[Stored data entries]
---
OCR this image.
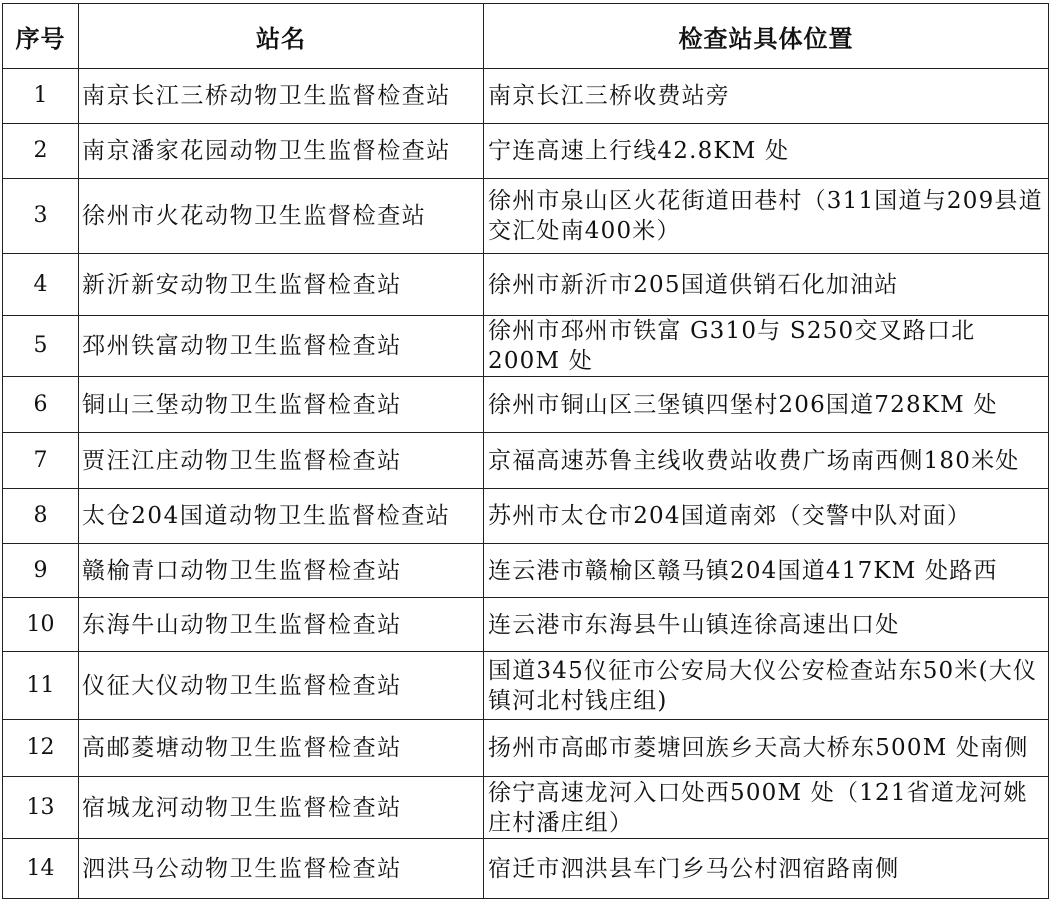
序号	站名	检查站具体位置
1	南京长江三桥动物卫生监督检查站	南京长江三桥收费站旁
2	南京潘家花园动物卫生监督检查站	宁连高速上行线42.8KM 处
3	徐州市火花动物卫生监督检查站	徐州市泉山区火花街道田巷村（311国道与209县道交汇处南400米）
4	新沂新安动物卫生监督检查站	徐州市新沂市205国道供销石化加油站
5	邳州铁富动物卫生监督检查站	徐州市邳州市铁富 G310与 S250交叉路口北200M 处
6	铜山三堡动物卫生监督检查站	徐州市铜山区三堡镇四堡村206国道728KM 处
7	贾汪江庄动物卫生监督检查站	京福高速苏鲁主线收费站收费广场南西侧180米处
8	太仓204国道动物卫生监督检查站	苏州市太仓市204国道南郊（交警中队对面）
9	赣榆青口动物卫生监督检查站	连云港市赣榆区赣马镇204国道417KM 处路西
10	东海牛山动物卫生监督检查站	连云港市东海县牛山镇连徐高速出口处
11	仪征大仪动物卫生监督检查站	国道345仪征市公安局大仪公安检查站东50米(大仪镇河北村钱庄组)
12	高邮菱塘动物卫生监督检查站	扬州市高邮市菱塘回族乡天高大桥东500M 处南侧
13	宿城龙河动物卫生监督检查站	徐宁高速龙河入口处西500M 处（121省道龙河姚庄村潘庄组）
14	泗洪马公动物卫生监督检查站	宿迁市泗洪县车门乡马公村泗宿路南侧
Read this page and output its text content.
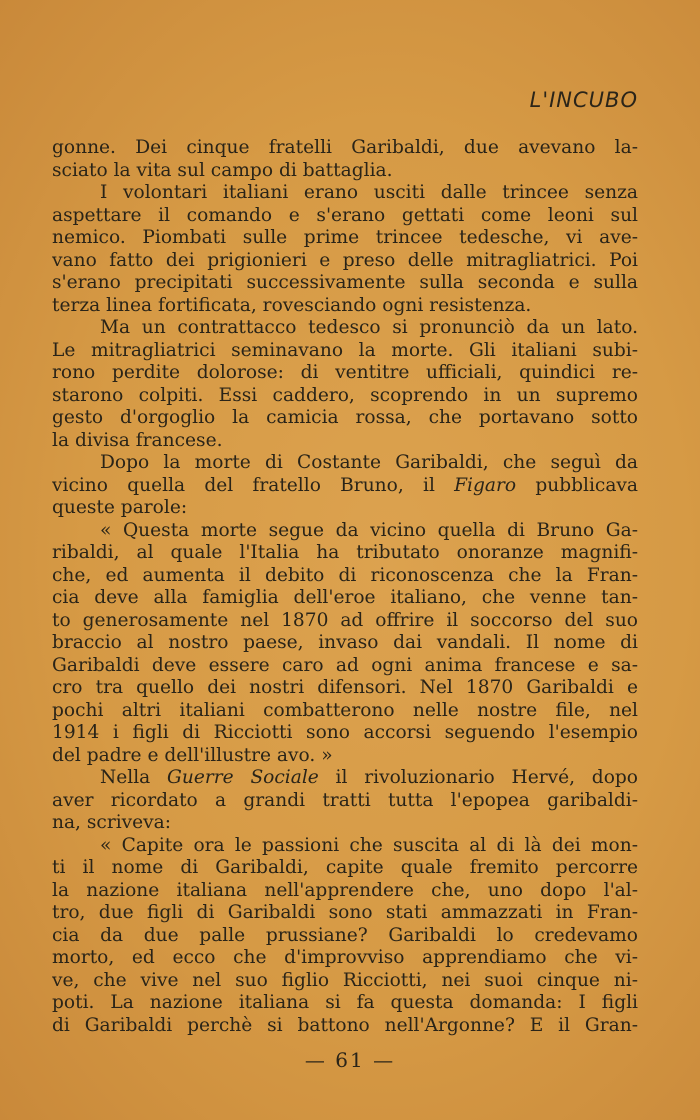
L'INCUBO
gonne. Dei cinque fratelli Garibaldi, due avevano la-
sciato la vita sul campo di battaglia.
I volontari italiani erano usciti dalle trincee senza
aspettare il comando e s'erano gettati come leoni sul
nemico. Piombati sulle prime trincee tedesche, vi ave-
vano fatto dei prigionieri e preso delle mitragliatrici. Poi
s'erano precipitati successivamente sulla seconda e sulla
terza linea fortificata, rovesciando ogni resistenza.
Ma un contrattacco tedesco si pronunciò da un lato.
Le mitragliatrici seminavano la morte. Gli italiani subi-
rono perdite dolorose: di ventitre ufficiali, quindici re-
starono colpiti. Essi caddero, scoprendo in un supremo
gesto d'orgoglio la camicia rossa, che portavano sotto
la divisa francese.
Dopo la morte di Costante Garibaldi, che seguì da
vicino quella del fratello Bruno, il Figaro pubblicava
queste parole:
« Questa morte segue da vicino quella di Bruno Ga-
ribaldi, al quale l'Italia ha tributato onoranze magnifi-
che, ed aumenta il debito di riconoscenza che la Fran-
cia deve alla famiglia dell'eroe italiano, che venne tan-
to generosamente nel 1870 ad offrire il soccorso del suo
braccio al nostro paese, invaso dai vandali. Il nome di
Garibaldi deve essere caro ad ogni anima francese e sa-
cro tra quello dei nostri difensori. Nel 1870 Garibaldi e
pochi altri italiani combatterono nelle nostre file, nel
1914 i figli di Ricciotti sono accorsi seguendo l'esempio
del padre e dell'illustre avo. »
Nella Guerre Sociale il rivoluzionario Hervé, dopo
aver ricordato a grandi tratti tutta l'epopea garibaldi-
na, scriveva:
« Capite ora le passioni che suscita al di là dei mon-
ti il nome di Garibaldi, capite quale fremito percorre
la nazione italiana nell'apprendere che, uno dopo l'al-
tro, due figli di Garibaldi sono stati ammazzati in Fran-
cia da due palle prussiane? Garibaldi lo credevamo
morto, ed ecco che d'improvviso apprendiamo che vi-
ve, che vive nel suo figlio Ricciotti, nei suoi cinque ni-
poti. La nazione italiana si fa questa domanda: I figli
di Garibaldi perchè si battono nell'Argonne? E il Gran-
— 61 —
---
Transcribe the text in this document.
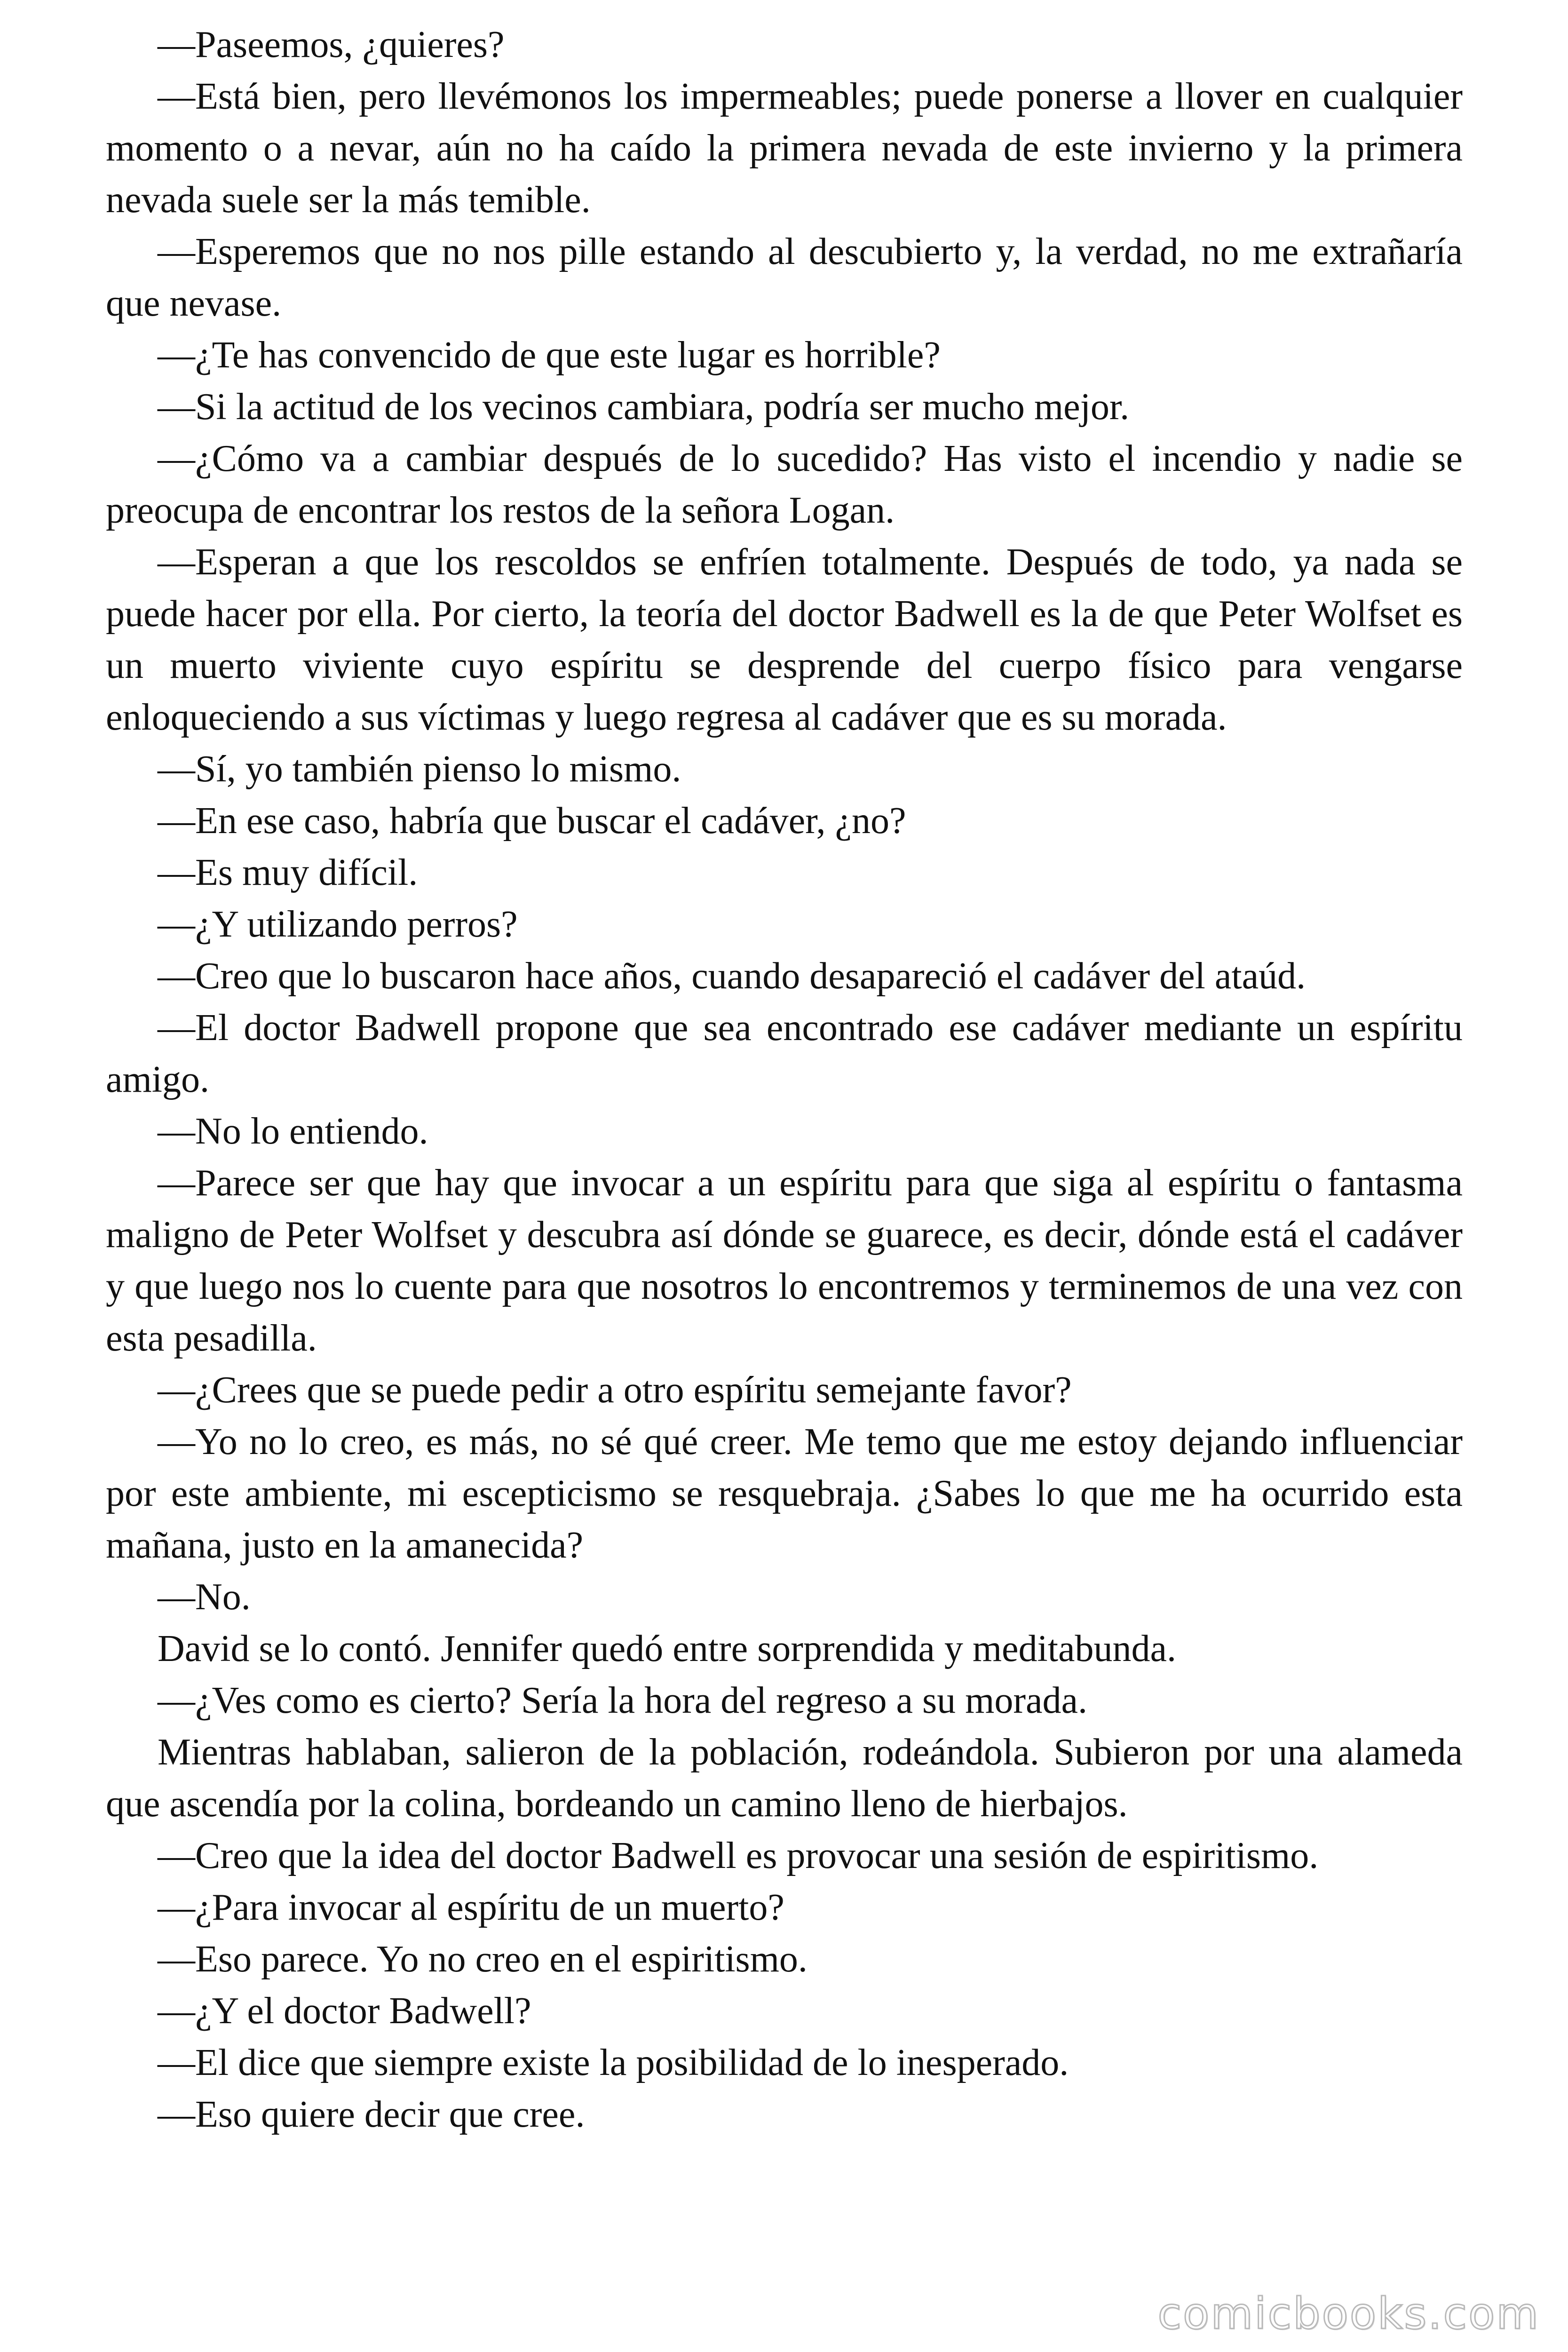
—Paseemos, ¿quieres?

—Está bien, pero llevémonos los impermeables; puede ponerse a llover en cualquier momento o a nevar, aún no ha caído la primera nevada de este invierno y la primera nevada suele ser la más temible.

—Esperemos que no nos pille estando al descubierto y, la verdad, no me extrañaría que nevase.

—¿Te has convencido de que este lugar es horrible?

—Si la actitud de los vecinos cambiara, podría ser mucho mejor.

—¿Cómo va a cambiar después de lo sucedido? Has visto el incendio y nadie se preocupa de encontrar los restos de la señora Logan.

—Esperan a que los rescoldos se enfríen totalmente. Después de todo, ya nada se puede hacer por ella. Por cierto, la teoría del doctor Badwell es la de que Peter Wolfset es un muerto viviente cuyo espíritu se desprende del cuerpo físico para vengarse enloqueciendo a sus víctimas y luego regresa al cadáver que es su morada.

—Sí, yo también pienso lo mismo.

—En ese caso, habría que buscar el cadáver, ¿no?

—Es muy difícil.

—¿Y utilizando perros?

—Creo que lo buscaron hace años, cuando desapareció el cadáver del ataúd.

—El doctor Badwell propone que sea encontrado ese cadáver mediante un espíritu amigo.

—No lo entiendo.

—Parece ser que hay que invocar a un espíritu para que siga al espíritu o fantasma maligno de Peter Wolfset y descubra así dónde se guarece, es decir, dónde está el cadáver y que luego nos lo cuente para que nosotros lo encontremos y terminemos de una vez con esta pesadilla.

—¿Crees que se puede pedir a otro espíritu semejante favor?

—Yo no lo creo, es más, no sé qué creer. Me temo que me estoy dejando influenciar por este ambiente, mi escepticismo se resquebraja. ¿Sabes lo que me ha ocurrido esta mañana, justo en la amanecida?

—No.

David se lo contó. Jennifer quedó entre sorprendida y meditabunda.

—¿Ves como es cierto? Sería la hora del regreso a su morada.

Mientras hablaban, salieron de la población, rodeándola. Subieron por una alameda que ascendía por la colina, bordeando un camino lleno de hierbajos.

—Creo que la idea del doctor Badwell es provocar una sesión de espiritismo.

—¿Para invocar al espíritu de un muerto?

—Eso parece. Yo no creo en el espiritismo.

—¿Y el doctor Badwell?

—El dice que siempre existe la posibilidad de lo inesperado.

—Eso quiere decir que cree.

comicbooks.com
---
TASK DIRECTIONS ::
For each line of the entries that includes "morte", show that line.

OUTPUT OF THE TASK ::
Le mitragliatrici seminavano la morte. Gli italiani subi-
Dopo la morte di Costante Garibaldi, che seguì da
« Questa morte segue da vicino quella di Bruno Ga-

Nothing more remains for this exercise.